[Problem to work on] Filter this data down to the lines that hold "DSSC", and copy them.

Stored items
>> start

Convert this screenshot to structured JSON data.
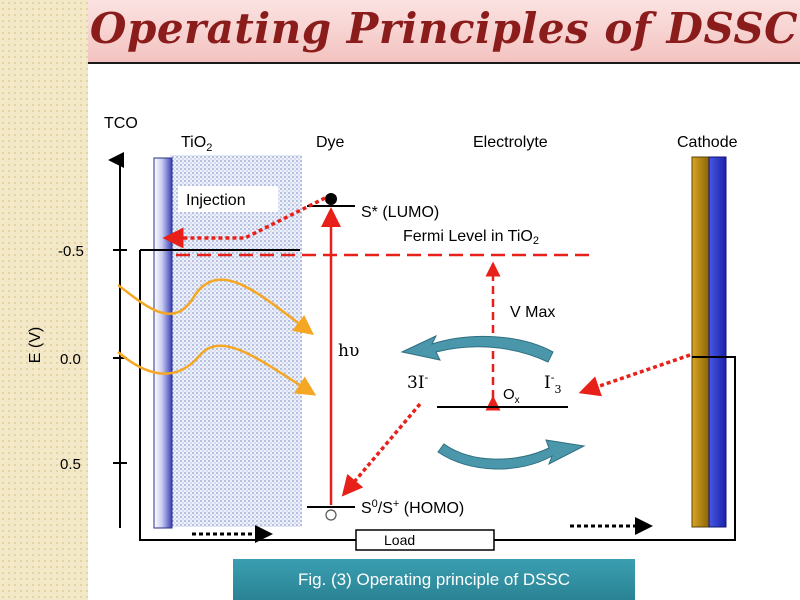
{
  "title": "Operating Principles of DSSC",
  "caption": "Fig. (3) Operating principle of DSSC",
  "labels": {
    "tco": "TCO",
    "tio2_main": "TiO",
    "tio2_sub": "2",
    "dye": "Dye",
    "electrolyte": "Electrolyte",
    "cathode": "Cathode",
    "injection": "Injection",
    "lumo": "S* (LUMO)",
    "fermi_main": "Fermi Level in TiO",
    "fermi_sub": "2",
    "vmax": "V Max",
    "hv": "hυ",
    "three_i_main": "3I",
    "three_i_sup": "-",
    "i3_main": "I",
    "i3_sup": "-",
    "i3_sub": "3",
    "ox_main": "O",
    "ox_sub": "x",
    "homo_s": "S",
    "homo_sup": "0",
    "homo_rest": "/S",
    "homo_sup2": "+",
    "homo_tail": " (HOMO)",
    "load": "Load",
    "axis_label": "E (V)",
    "tick_minus05": "-0.5",
    "tick_00": "0.0",
    "tick_05": "0.5"
  },
  "colors": {
    "title": "#8b1c1c",
    "red": "#e8201a",
    "orange": "#f5a623",
    "teal_arrow": "#3c8ea3",
    "cathode_gold": "#b8860b",
    "cathode_blue": "#2233cc",
    "caption_bg": "#3192a4"
  }
}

>> end

[Response]
  "title": "Operating Principles of DSSC",
  "caption": "Fig. (3) Operating principle of DSSC",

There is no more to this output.